>> BEGIN Exercise input

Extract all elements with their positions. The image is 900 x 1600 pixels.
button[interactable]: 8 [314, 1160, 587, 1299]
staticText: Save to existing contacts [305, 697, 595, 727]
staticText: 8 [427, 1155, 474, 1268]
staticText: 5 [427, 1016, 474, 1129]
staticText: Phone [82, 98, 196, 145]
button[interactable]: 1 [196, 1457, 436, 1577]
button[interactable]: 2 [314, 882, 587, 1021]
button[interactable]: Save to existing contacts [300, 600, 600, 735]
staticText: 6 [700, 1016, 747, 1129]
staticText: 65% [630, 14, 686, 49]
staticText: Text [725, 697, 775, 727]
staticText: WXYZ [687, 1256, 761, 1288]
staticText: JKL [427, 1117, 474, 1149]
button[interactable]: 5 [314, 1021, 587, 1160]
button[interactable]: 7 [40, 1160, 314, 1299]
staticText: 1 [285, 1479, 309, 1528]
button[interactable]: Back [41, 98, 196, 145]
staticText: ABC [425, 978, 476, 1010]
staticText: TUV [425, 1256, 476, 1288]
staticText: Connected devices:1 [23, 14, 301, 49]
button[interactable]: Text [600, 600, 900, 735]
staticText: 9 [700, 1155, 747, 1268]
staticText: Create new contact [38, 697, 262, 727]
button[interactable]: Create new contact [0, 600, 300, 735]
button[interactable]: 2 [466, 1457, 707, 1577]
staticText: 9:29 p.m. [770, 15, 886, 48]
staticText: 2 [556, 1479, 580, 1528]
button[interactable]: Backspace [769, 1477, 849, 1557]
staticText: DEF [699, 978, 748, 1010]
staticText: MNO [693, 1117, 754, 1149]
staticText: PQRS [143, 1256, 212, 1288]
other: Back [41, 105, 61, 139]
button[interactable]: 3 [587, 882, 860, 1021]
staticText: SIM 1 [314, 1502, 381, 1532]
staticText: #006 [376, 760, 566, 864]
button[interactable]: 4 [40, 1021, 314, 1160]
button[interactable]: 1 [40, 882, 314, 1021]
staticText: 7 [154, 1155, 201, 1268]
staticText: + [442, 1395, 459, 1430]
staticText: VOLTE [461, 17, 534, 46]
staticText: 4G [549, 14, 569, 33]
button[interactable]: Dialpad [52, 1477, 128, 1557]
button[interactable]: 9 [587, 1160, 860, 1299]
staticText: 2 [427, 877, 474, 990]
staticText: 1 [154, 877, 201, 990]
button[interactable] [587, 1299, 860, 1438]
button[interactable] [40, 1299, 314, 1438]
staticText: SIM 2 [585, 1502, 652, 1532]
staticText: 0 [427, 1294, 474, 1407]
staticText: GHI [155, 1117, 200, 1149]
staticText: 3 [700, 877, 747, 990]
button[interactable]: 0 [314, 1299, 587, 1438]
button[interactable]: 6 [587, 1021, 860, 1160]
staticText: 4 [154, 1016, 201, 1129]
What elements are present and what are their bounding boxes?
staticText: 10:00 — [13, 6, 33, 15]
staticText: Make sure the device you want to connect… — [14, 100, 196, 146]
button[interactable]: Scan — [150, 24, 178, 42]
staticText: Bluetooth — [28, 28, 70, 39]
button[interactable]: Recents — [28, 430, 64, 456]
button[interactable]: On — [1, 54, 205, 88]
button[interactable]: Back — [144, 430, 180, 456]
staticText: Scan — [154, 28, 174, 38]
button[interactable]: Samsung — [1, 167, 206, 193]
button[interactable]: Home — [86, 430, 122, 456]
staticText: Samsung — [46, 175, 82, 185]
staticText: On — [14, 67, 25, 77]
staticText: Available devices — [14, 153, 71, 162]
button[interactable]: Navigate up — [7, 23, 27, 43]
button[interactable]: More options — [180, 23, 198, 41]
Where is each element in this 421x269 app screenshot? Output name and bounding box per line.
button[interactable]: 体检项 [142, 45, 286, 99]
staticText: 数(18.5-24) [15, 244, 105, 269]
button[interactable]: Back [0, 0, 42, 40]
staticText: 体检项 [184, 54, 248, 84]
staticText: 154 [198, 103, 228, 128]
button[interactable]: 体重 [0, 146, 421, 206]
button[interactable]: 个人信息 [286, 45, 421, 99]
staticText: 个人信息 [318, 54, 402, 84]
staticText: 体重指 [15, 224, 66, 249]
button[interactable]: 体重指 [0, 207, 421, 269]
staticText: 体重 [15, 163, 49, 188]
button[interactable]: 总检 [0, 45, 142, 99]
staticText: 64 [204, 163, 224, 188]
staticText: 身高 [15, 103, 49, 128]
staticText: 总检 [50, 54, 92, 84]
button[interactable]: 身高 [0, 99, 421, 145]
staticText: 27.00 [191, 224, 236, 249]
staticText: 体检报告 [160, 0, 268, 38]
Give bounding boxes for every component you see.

>> END Exercise input
>> BEGIN Exercise input

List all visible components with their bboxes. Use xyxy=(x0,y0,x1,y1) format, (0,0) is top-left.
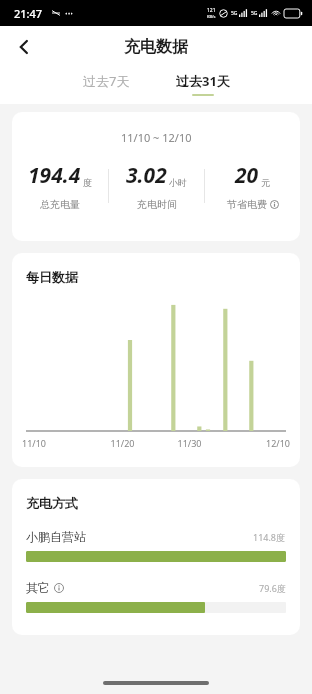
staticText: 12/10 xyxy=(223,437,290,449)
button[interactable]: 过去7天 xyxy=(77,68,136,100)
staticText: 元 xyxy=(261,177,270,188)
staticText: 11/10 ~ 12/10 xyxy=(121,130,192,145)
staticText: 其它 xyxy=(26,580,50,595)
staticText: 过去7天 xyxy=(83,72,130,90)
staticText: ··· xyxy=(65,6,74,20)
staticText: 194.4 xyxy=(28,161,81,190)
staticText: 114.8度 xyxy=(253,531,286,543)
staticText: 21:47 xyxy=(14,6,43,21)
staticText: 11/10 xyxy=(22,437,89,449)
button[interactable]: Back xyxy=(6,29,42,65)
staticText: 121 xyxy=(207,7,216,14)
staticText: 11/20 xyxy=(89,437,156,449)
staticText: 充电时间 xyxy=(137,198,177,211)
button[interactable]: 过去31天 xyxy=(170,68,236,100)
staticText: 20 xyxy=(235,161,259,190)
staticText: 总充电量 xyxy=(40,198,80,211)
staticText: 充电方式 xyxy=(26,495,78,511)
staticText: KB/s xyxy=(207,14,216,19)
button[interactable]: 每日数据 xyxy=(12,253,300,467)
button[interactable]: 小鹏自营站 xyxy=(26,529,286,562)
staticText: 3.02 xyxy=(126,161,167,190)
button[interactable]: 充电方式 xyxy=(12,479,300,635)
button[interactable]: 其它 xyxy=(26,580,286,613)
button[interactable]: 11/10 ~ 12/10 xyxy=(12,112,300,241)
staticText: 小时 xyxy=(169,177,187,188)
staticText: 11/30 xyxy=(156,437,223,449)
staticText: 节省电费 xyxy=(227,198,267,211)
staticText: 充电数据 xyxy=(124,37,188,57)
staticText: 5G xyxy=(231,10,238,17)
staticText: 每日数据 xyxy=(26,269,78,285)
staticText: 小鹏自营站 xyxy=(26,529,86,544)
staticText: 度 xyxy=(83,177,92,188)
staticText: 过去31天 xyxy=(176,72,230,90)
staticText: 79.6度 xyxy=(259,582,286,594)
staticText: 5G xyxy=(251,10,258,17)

>> END Exercise input
>> BEGIN Exercise input

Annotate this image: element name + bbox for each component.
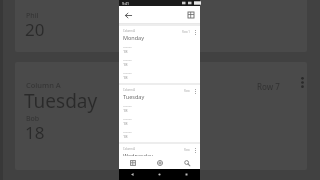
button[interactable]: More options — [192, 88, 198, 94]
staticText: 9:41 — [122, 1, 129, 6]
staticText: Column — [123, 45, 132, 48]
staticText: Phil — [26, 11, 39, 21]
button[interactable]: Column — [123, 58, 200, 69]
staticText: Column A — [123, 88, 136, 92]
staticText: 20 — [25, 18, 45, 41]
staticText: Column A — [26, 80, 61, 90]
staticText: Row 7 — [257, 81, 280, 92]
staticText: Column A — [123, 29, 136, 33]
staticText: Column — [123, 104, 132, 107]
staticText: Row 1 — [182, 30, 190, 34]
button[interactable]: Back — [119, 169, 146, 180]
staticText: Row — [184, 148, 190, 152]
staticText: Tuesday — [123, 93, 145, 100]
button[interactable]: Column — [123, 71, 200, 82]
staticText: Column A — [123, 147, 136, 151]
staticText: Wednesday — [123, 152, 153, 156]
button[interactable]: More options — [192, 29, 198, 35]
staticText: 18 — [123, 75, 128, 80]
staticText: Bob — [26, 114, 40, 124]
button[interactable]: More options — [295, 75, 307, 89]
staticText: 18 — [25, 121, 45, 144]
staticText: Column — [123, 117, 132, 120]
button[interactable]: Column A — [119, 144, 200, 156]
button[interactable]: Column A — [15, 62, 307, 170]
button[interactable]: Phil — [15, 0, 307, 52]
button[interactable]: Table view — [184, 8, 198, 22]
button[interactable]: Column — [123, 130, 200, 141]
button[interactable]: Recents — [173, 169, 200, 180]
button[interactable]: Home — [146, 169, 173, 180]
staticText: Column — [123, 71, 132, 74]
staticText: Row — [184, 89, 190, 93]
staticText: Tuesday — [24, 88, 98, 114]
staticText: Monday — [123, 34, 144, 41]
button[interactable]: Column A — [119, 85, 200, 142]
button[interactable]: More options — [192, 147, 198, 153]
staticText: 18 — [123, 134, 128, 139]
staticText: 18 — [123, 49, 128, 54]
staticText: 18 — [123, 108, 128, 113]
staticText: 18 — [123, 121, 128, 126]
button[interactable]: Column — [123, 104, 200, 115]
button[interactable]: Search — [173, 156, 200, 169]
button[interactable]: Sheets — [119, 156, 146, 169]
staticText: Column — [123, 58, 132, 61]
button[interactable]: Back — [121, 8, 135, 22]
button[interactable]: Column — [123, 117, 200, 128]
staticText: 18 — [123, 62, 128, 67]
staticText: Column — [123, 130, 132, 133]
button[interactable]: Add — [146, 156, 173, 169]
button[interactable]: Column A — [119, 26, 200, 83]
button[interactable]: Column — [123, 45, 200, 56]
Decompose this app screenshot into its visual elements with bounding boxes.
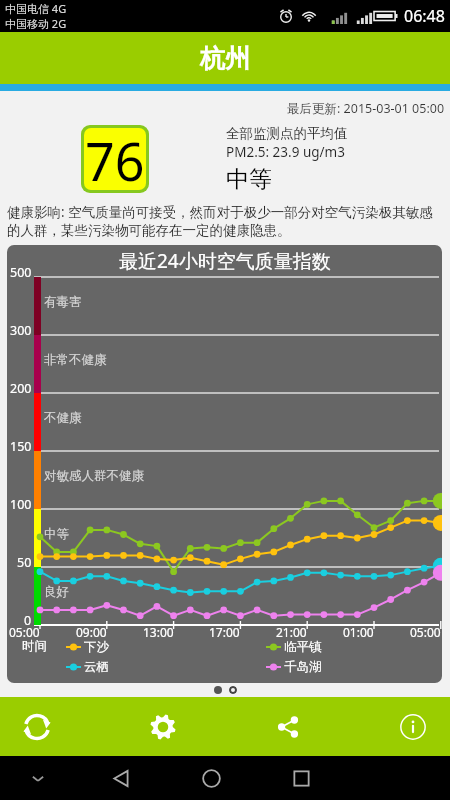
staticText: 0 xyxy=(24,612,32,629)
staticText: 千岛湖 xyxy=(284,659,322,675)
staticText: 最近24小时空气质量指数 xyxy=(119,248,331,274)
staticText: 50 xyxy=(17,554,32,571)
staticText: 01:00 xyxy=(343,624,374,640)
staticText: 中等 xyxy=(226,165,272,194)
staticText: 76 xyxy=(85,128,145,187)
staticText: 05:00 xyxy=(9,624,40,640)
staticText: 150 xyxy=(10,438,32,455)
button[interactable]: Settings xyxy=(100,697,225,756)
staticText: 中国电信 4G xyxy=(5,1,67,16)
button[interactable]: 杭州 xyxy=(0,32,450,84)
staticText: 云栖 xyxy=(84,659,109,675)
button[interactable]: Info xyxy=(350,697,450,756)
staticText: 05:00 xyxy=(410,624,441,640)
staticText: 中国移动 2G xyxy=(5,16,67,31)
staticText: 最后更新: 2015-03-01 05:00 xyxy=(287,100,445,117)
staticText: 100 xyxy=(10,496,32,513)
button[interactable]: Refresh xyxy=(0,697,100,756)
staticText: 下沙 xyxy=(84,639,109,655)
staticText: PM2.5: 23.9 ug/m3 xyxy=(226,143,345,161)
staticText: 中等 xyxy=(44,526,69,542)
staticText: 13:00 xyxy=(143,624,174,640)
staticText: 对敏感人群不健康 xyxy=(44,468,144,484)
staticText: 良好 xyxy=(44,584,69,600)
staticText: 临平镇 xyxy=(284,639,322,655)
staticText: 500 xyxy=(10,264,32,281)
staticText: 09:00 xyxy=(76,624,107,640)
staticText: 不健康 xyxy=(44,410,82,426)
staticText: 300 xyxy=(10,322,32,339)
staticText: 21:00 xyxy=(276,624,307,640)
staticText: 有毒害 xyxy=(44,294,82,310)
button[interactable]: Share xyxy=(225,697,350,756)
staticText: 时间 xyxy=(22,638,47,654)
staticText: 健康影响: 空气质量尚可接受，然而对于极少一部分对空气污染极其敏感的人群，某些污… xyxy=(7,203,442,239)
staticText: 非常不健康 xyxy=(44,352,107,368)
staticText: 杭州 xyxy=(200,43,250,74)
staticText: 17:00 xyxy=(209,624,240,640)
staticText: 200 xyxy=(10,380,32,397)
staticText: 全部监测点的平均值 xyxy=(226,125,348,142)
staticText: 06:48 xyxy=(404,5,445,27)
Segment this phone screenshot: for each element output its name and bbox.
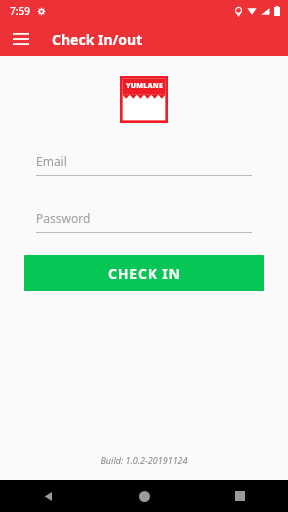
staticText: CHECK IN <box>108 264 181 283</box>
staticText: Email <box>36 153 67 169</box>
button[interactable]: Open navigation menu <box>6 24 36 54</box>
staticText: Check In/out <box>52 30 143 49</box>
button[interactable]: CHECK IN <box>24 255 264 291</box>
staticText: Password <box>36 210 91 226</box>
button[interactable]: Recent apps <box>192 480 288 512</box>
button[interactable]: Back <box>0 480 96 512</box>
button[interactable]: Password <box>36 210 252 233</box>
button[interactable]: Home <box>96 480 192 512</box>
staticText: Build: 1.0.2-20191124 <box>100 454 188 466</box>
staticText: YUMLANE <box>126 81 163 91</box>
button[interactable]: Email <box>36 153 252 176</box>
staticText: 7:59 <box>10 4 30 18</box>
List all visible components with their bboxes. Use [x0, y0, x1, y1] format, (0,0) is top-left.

>> END Exercise input

### The request:
Copy out, unchanged, the lines of the entries from the one containing "button[interactable]: More options — [192, 88, 198, 94]" through the one containing "staticText: Column — [123, 58, 132, 61]".

### Output below:
button[interactable]: More options — [192, 88, 198, 94]
staticText: 9:41 — [122, 1, 129, 6]
staticText: Column — [123, 45, 132, 48]
staticText: Phil — [26, 11, 39, 21]
button[interactable]: Column — [123, 58, 200, 69]
staticText: Column A — [123, 88, 136, 92]
staticText: 20 — [25, 18, 45, 41]
staticText: Column A — [26, 80, 61, 90]
staticText: Row 7 — [257, 81, 280, 92]
staticText: Column A — [123, 29, 136, 33]
staticText: Column — [123, 104, 132, 107]
staticText: Row 1 — [182, 30, 190, 34]
button[interactable]: Back — [119, 169, 146, 180]
staticText: Row — [184, 148, 190, 152]
staticText: Tuesday — [123, 93, 145, 100]
button[interactable]: Column — [123, 71, 200, 82]
staticText: Column A — [123, 147, 136, 151]
staticText: Wednesday — [123, 152, 153, 156]
button[interactable]: More options — [192, 29, 198, 35]
staticText: 18 — [123, 75, 128, 80]
staticText: Bob — [26, 114, 40, 124]
button[interactable]: More options — [295, 75, 307, 89]
staticText: 18 — [25, 121, 45, 144]
staticText: Column — [123, 117, 132, 120]
button[interactable]: Column A — [119, 144, 200, 156]
button[interactable]: Column A — [15, 62, 307, 170]
button[interactable]: Phil — [15, 0, 307, 52]
button[interactable]: Table view — [184, 8, 198, 22]
button[interactable]: Column — [123, 130, 200, 141]
button[interactable]: Recents — [173, 169, 200, 180]
button[interactable]: Home — [146, 169, 173, 180]
staticText: Column — [123, 71, 132, 74]
staticText: Row — [184, 89, 190, 93]
staticText: Tuesday — [24, 88, 98, 114]
staticText: Monday — [123, 34, 144, 41]
button[interactable]: Column A — [119, 85, 200, 142]
button[interactable]: More options — [192, 147, 198, 153]
staticText: 18 — [123, 134, 128, 139]
staticText: 18 — [123, 49, 128, 54]
staticText: 18 — [123, 108, 128, 113]
staticText: 18 — [123, 121, 128, 126]
button[interactable]: Column — [123, 104, 200, 115]
button[interactable]: Search — [173, 156, 200, 169]
button[interactable]: Sheets — [119, 156, 146, 169]
staticText: Column — [123, 58, 132, 61]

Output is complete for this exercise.